>> Start Records for the task

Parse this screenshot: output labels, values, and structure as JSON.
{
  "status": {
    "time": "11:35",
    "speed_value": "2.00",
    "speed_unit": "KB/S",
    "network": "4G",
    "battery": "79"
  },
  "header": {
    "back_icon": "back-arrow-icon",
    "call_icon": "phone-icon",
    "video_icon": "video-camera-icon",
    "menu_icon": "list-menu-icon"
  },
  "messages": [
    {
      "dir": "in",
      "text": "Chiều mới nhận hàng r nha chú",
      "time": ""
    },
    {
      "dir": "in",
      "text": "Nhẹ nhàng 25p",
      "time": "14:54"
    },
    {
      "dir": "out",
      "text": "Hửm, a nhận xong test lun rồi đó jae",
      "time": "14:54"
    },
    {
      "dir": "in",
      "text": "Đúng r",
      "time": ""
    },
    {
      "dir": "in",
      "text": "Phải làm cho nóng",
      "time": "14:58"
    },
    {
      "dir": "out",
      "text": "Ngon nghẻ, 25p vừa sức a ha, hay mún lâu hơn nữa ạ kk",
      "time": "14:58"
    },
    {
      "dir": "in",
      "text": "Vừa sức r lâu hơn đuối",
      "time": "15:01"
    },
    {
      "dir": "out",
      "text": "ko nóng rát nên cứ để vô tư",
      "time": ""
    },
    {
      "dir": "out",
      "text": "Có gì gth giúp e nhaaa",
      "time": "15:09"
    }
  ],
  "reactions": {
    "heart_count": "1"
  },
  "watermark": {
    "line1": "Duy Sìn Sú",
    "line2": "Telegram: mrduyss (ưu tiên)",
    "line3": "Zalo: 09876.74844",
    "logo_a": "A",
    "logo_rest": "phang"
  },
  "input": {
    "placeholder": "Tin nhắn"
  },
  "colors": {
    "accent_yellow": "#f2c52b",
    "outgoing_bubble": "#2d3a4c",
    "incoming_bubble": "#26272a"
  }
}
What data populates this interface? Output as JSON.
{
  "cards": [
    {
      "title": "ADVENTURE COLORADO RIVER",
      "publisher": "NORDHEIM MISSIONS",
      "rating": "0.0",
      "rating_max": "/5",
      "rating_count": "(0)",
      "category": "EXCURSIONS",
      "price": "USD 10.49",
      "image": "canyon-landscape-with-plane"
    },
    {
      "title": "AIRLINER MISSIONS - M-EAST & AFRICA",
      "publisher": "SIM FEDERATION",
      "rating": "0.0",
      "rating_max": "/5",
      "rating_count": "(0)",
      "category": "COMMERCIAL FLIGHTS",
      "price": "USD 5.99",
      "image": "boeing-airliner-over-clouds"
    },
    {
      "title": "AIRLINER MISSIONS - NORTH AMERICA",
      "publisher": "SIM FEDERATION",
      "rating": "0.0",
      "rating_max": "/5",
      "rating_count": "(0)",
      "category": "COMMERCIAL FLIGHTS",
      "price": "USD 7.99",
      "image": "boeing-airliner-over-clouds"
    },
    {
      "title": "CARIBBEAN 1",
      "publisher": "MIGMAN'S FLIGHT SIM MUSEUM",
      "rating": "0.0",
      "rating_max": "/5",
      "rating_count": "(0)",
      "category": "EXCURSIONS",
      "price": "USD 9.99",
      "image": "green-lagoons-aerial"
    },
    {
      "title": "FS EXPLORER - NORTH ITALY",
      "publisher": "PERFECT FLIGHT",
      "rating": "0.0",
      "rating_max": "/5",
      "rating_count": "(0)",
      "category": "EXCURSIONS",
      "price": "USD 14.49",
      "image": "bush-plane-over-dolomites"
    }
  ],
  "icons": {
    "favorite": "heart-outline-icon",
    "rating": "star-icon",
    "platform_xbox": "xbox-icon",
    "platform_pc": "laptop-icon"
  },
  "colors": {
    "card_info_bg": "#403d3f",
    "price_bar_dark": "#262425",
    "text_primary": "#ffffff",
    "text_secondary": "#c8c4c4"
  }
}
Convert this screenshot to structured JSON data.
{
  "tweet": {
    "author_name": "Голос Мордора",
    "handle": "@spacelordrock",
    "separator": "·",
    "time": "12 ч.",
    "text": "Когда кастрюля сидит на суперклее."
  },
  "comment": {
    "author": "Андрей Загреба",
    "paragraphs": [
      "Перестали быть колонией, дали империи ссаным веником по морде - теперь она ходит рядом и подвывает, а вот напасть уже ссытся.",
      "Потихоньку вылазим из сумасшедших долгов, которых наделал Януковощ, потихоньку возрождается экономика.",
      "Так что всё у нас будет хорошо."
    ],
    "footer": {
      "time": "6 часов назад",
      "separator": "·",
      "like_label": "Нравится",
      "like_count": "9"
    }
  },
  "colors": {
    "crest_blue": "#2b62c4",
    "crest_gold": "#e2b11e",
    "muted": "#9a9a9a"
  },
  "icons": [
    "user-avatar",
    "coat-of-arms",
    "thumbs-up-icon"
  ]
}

>> End Records for the task

[Required work] Copy out the whole listing exactly as written.

[Worked solution]
Parse this screenshot: output labels, values, and structure as JSON.
{
  "status": {
    "time": "11:35",
    "speed_value": "2.00",
    "speed_unit": "KB/S",
    "network": "4G",
    "battery": "79"
  },
  "header": {
    "back_icon": "back-arrow-icon",
    "call_icon": "phone-icon",
    "video_icon": "video-camera-icon",
    "menu_icon": "list-menu-icon"
  },
  "messages": [
    {
      "dir": "in",
      "text": "Chiều mới nhận hàng r nha chú",
      "time": ""
    },
    {
      "dir": "in",
      "text": "Nhẹ nhàng 25p",
      "time": "14:54"
    },
    {
      "dir": "out",
      "text": "Hửm, a nhận xong test lun rồi đó jae",
      "time": "14:54"
    },
    {
      "dir": "in",
      "text": "Đúng r",
      "time": ""
    },
    {
      "dir": "in",
      "text": "Phải làm cho nóng",
      "time": "14:58"
    },
    {
      "dir": "out",
      "text": "Ngon nghẻ, 25p vừa sức a ha, hay mún lâu hơn nữa ạ kk",
      "time": "14:58"
    },
    {
      "dir": "in",
      "text": "Vừa sức r lâu hơn đuối",
      "time": "15:01"
    },
    {
      "dir": "out",
      "text": "ko nóng rát nên cứ để vô tư",
      "time": ""
    },
    {
      "dir": "out",
      "text": "Có gì gth giúp e nhaaa",
      "time": "15:09"
    }
  ],
  "reactions": {
    "heart_count": "1"
  },
  "watermark": {
    "line1": "Duy Sìn Sú",
    "line2": "Telegram: mrduyss (ưu tiên)",
    "line3": "Zalo: 09876.74844",
    "logo_a": "A",
    "logo_rest": "phang"
  },
  "input": {
    "placeholder": "Tin nhắn"
  },
  "colors": {
    "accent_yellow": "#f2c52b",
    "outgoing_bubble": "#2d3a4c",
    "incoming_bubble": "#26272a"
  }
}
What data populates this interface? Output as JSON.
{
  "cards": [
    {
      "title": "ADVENTURE COLORADO RIVER",
      "publisher": "NORDHEIM MISSIONS",
      "rating": "0.0",
      "rating_max": "/5",
      "rating_count": "(0)",
      "category": "EXCURSIONS",
      "price": "USD 10.49",
      "image": "canyon-landscape-with-plane"
    },
    {
      "title": "AIRLINER MISSIONS - M-EAST & AFRICA",
      "publisher": "SIM FEDERATION",
      "rating": "0.0",
      "rating_max": "/5",
      "rating_count": "(0)",
      "category": "COMMERCIAL FLIGHTS",
      "price": "USD 5.99",
      "image": "boeing-airliner-over-clouds"
    },
    {
      "title": "AIRLINER MISSIONS - NORTH AMERICA",
      "publisher": "SIM FEDERATION",
      "rating": "0.0",
      "rating_max": "/5",
      "rating_count": "(0)",
      "category": "COMMERCIAL FLIGHTS",
      "price": "USD 7.99",
      "image": "boeing-airliner-over-clouds"
    },
    {
      "title": "CARIBBEAN 1",
      "publisher": "MIGMAN'S FLIGHT SIM MUSEUM",
      "rating": "0.0",
      "rating_max": "/5",
      "rating_count": "(0)",
      "category": "EXCURSIONS",
      "price": "USD 9.99",
      "image": "green-lagoons-aerial"
    },
    {
      "title": "FS EXPLORER - NORTH ITALY",
      "publisher": "PERFECT FLIGHT",
      "rating": "0.0",
      "rating_max": "/5",
      "rating_count": "(0)",
      "category": "EXCURSIONS",
      "price": "USD 14.49",
      "image": "bush-plane-over-dolomites"
    }
  ],
  "icons": {
    "favorite": "heart-outline-icon",
    "rating": "star-icon",
    "platform_xbox": "xbox-icon",
    "platform_pc": "laptop-icon"
  },
  "colors": {
    "card_info_bg": "#403d3f",
    "price_bar_dark": "#262425",
    "text_primary": "#ffffff",
    "text_secondary": "#c8c4c4"
  }
}
Convert this screenshot to structured JSON data.
{
  "tweet": {
    "author_name": "Голос Мордора",
    "handle": "@spacelordrock",
    "separator": "·",
    "time": "12 ч.",
    "text": "Когда кастрюля сидит на суперклее."
  },
  "comment": {
    "author": "Андрей Загреба",
    "paragraphs": [
      "Перестали быть колонией, дали империи ссаным веником по морде - теперь она ходит рядом и подвывает, а вот напасть уже ссытся.",
      "Потихоньку вылазим из сумасшедших долгов, которых наделал Януковощ, потихоньку возрождается экономика.",
      "Так что всё у нас будет хорошо."
    ],
    "footer": {
      "time": "6 часов назад",
      "separator": "·",
      "like_label": "Нравится",
      "like_count": "9"
    }
  },
  "colors": {
    "crest_blue": "#2b62c4",
    "crest_gold": "#e2b11e",
    "muted": "#9a9a9a"
  },
  "icons": [
    "user-avatar",
    "coat-of-arms",
    "thumbs-up-icon"
  ]
}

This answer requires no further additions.